◆ REQUIRED TASK ◆
Across the listing below, count the lines that mention the string "对币的投资价值不承担任何审查". Reply with the figure only.

________________________________________

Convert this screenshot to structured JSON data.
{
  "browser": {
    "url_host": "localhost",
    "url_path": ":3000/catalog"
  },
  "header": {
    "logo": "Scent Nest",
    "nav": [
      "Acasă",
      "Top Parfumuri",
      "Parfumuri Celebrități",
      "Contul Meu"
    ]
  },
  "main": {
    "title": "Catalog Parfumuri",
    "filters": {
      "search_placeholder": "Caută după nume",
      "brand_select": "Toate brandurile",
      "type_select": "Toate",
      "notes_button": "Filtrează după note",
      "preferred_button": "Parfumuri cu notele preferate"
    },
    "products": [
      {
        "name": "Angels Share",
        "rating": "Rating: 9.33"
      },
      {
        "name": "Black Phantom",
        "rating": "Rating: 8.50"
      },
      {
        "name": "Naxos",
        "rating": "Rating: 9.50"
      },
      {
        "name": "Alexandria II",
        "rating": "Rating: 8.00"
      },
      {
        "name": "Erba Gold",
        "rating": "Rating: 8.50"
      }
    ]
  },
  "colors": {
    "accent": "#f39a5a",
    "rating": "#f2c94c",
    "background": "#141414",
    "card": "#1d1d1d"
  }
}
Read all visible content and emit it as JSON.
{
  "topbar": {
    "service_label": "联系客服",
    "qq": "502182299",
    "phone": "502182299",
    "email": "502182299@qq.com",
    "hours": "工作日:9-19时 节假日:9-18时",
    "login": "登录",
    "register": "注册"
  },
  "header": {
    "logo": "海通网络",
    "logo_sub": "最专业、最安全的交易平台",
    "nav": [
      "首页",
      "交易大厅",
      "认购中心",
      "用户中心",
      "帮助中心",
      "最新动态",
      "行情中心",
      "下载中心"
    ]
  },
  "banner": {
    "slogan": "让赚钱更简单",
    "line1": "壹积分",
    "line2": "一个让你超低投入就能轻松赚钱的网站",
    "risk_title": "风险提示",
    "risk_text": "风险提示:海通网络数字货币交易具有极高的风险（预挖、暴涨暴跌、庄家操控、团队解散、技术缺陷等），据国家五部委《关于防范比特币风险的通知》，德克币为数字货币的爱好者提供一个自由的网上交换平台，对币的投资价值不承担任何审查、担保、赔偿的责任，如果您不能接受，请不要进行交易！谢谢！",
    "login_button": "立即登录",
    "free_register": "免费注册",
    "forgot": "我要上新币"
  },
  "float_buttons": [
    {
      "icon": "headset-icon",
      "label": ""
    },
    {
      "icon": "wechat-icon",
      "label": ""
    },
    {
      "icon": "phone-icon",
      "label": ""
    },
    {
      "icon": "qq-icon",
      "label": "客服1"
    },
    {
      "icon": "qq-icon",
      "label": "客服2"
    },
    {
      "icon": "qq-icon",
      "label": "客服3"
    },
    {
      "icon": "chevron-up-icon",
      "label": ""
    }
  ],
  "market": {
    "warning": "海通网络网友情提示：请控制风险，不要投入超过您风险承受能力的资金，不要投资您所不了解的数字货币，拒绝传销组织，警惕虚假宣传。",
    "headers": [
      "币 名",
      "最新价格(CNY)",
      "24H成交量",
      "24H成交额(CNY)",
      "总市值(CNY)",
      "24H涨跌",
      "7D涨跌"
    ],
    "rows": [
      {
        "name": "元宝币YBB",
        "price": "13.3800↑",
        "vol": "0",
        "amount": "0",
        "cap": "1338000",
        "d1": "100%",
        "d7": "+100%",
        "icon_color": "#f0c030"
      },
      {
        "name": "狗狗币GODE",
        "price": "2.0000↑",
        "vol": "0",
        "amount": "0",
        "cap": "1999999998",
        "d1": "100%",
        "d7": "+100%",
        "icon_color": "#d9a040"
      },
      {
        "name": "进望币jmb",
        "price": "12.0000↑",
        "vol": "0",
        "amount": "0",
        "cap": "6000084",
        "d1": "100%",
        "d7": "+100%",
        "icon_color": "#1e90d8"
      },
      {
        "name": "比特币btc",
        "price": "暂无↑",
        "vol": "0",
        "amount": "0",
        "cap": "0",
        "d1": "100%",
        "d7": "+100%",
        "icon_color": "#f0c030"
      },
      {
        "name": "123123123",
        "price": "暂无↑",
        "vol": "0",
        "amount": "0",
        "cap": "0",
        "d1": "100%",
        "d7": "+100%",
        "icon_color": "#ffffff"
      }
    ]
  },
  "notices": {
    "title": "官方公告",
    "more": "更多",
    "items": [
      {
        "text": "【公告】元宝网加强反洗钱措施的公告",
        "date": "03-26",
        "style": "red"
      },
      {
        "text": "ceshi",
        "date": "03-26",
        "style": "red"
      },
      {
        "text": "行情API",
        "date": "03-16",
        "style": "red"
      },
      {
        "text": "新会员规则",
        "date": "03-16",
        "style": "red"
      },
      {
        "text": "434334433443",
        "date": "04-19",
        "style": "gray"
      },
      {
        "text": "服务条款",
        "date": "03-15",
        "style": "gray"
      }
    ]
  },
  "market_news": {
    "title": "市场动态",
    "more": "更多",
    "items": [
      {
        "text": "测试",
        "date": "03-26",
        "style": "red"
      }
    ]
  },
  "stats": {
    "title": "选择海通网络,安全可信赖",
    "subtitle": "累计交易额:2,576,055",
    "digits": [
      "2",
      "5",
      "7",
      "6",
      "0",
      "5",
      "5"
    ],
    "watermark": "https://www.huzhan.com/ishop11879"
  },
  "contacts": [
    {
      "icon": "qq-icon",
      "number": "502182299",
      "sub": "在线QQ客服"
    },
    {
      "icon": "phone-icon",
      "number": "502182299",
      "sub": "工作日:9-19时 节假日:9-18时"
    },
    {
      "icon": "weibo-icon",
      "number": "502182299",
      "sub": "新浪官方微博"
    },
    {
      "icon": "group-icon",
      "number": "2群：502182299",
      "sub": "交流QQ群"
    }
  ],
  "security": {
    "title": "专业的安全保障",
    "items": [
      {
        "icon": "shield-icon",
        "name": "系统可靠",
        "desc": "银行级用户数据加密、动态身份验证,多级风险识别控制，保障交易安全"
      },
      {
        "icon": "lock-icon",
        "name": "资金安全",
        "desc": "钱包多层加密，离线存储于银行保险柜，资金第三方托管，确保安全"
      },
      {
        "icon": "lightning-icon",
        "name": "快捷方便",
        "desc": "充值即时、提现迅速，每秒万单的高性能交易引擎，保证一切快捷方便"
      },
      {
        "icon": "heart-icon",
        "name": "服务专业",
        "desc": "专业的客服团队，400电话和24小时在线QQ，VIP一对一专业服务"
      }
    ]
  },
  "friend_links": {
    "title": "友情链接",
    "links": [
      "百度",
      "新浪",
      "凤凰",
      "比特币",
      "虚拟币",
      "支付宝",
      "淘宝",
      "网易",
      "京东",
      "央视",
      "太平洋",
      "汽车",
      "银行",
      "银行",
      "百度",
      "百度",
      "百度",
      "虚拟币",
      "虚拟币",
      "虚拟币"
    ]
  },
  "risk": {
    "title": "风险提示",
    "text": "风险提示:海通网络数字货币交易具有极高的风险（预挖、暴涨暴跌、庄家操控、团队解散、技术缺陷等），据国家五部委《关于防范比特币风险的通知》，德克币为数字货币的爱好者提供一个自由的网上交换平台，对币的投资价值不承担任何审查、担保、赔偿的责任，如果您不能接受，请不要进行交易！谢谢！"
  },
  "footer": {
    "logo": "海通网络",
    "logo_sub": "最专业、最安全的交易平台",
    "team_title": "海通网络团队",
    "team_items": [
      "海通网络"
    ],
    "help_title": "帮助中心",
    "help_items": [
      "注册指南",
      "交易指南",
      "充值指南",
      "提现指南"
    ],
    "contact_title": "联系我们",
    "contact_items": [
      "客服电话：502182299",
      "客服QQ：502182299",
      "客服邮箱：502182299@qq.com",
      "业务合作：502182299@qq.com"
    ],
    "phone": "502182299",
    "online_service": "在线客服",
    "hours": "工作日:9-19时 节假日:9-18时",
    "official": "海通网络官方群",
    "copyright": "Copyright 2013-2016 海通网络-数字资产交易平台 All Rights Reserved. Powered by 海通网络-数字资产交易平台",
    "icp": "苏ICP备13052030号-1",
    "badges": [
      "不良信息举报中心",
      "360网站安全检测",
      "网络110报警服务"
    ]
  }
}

________________________________________

◆ WRITTEN ANSWER ◆
2